# [Supplied material]
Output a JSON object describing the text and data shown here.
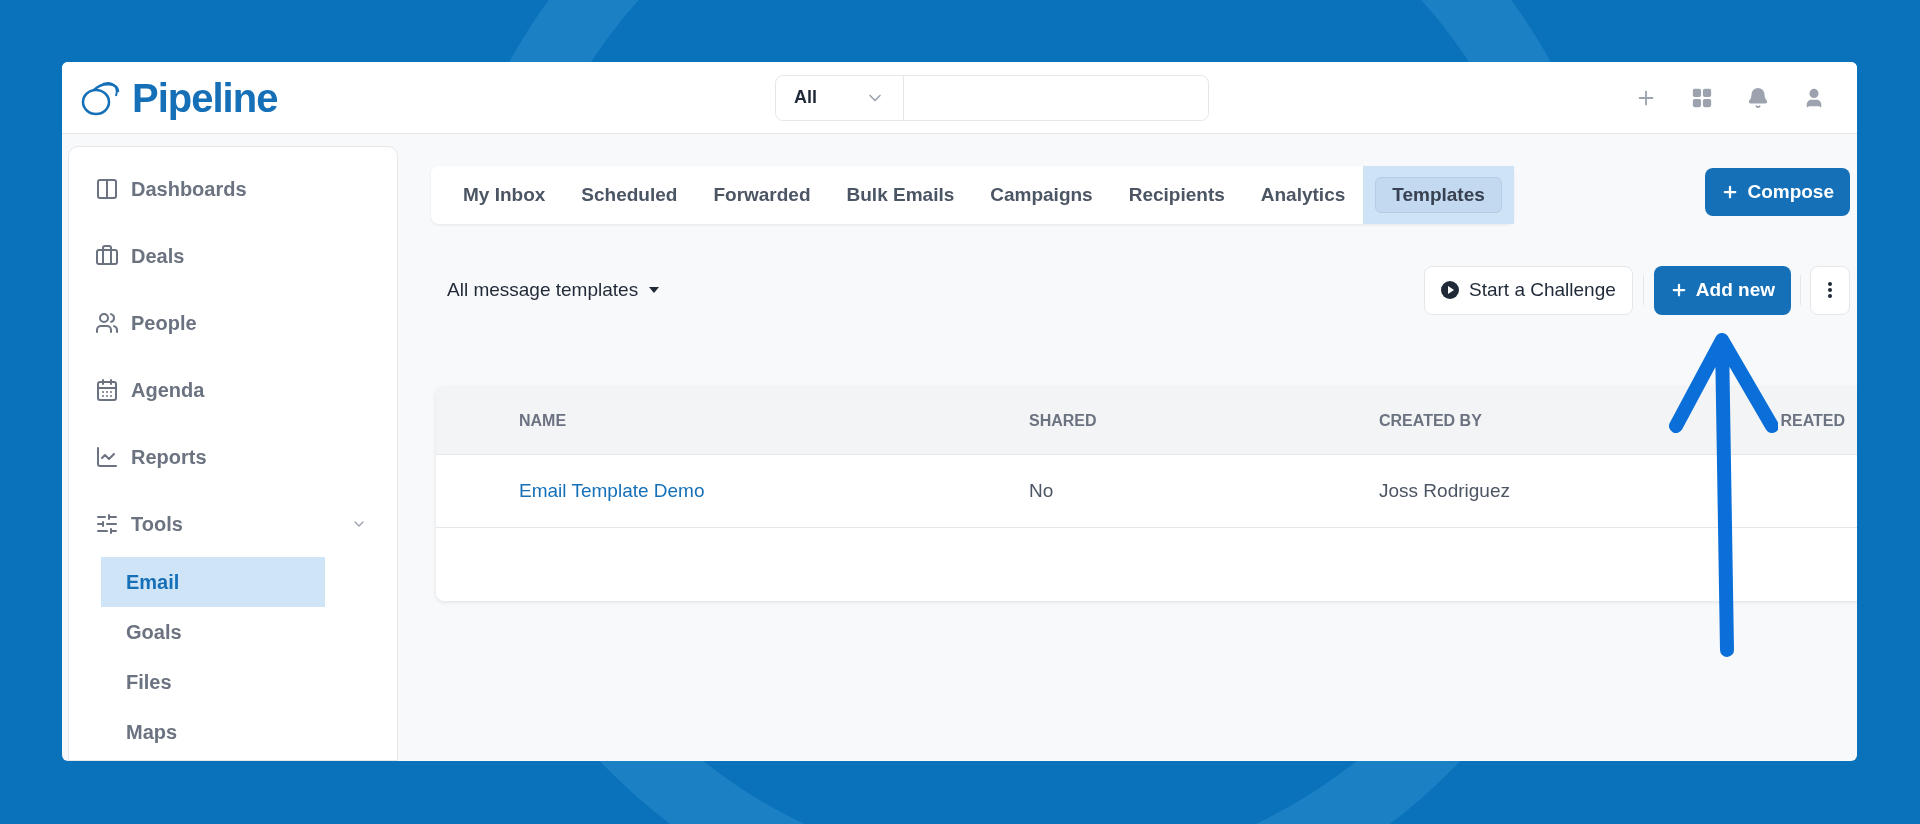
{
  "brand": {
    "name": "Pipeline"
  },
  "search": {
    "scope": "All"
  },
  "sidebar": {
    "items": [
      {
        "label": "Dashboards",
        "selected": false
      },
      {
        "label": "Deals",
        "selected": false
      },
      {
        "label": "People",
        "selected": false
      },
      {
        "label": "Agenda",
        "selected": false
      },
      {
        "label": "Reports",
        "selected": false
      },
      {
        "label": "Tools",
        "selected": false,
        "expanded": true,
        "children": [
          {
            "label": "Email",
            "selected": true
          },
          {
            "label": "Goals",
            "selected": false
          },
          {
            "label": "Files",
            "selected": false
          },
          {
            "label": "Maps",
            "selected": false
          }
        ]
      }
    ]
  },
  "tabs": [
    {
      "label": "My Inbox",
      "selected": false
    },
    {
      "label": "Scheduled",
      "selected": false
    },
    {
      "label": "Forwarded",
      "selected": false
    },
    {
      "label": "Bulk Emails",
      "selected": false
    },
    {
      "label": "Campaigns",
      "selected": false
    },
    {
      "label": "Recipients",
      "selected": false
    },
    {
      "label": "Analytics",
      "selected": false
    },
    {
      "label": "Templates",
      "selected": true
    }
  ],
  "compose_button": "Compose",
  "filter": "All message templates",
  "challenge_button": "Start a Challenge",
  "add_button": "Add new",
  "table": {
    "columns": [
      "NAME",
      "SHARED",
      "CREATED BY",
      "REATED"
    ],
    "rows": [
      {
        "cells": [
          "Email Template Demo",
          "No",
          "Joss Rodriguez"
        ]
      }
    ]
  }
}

# [Task details]
Look for the word "true" in every line of the listing and copy the lines that have it.

# [Result]
        "expanded": true,
            "selected": true
      "selected": true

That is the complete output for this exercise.